Stored entries:
━━━━━━━━━━

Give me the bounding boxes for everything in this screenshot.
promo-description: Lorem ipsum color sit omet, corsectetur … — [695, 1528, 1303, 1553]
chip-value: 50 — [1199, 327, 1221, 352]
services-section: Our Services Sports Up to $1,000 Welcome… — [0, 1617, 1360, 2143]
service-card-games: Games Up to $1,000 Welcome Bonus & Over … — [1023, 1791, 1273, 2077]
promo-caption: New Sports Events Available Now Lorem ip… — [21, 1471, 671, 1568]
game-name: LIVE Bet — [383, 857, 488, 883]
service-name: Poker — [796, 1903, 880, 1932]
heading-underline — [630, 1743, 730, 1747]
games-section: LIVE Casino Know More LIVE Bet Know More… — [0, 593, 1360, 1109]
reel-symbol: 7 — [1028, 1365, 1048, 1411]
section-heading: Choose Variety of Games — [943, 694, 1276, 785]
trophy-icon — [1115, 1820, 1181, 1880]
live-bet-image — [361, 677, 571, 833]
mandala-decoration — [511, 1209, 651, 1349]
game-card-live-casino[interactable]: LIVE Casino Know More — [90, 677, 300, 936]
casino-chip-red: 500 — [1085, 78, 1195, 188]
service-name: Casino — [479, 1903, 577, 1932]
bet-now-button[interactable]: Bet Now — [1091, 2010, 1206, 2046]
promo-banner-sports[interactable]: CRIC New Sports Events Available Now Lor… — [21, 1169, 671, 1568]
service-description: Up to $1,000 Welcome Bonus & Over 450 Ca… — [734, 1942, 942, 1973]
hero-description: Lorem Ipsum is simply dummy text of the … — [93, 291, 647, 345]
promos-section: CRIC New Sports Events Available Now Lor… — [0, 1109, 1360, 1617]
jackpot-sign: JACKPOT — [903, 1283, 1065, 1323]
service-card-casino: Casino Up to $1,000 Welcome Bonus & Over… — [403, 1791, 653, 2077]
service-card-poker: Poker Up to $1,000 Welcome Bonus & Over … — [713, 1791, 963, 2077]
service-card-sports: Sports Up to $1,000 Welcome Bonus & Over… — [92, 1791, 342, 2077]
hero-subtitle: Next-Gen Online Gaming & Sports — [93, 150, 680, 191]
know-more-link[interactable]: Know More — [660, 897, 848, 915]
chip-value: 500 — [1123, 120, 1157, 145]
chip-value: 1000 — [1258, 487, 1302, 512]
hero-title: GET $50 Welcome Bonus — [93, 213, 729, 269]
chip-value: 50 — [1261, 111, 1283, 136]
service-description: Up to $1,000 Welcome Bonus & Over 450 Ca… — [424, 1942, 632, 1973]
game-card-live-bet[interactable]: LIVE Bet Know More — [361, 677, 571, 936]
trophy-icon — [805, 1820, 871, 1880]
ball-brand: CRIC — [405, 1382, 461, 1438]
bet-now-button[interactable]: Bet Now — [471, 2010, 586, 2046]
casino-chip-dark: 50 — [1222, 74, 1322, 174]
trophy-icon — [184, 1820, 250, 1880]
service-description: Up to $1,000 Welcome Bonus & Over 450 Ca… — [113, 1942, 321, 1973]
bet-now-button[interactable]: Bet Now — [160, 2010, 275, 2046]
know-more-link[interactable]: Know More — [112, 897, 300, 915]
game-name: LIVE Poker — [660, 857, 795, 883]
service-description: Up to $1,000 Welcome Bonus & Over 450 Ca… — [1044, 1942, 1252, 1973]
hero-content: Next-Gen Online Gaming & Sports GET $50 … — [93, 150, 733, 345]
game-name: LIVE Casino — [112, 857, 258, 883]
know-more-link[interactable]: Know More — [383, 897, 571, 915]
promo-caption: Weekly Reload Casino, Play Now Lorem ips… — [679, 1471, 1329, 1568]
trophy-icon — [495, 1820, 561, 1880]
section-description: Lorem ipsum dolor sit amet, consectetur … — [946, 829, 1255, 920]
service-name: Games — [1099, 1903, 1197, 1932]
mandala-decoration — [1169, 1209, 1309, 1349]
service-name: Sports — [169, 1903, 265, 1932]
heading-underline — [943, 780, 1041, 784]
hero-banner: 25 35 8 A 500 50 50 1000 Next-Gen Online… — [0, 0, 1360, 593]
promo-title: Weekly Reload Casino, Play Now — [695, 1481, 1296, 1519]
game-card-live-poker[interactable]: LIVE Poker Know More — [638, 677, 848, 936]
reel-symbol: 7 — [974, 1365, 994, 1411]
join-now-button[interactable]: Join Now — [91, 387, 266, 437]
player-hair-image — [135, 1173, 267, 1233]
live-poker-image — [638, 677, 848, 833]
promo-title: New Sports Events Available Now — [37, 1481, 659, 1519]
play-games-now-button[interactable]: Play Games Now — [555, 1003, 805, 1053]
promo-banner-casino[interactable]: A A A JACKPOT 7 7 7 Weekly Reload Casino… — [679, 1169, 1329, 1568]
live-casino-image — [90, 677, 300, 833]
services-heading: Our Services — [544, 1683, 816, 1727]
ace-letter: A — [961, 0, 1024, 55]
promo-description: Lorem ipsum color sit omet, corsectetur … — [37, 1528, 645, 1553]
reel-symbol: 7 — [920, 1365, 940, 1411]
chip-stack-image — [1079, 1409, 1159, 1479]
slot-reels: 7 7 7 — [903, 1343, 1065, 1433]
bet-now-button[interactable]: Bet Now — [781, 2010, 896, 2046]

━━━━━━━━━━

Work required
Please write out the material word for word, from its first line up to and including the line with "chip-value: 50 — [1261, 111, 1283, 136]".

Response to this exercise
Give me the bounding boxes for everything in this screenshot.
promo-description: Lorem ipsum color sit omet, corsectetur … — [695, 1528, 1303, 1553]
chip-value: 50 — [1199, 327, 1221, 352]
services-section: Our Services Sports Up to $1,000 Welcome… — [0, 1617, 1360, 2143]
service-card-games: Games Up to $1,000 Welcome Bonus & Over … — [1023, 1791, 1273, 2077]
promo-caption: New Sports Events Available Now Lorem ip… — [21, 1471, 671, 1568]
game-name: LIVE Bet — [383, 857, 488, 883]
service-name: Poker — [796, 1903, 880, 1932]
heading-underline — [630, 1743, 730, 1747]
games-section: LIVE Casino Know More LIVE Bet Know More… — [0, 593, 1360, 1109]
reel-symbol: 7 — [1028, 1365, 1048, 1411]
section-heading: Choose Variety of Games — [943, 694, 1276, 785]
trophy-icon — [1115, 1820, 1181, 1880]
live-bet-image — [361, 677, 571, 833]
mandala-decoration — [511, 1209, 651, 1349]
game-card-live-casino[interactable]: LIVE Casino Know More — [90, 677, 300, 936]
casino-chip-red: 500 — [1085, 78, 1195, 188]
service-name: Casino — [479, 1903, 577, 1932]
bet-now-button[interactable]: Bet Now — [1091, 2010, 1206, 2046]
promo-banner-sports[interactable]: CRIC New Sports Events Available Now Lor… — [21, 1169, 671, 1568]
service-description: Up to $1,000 Welcome Bonus & Over 450 Ca… — [734, 1942, 942, 1973]
hero-description: Lorem Ipsum is simply dummy text of the … — [93, 291, 647, 345]
promos-section: CRIC New Sports Events Available Now Lor… — [0, 1109, 1360, 1617]
jackpot-sign: JACKPOT — [903, 1283, 1065, 1323]
service-card-casino: Casino Up to $1,000 Welcome Bonus & Over… — [403, 1791, 653, 2077]
service-card-poker: Poker Up to $1,000 Welcome Bonus & Over … — [713, 1791, 963, 2077]
service-card-sports: Sports Up to $1,000 Welcome Bonus & Over… — [92, 1791, 342, 2077]
hero-subtitle: Next-Gen Online Gaming & Sports — [93, 150, 680, 191]
know-more-link[interactable]: Know More — [660, 897, 848, 915]
chip-value: 500 — [1123, 120, 1157, 145]
chip-value: 1000 — [1258, 487, 1302, 512]
hero-title: GET $50 Welcome Bonus — [93, 213, 729, 269]
chip-value: 50 — [1261, 111, 1283, 136]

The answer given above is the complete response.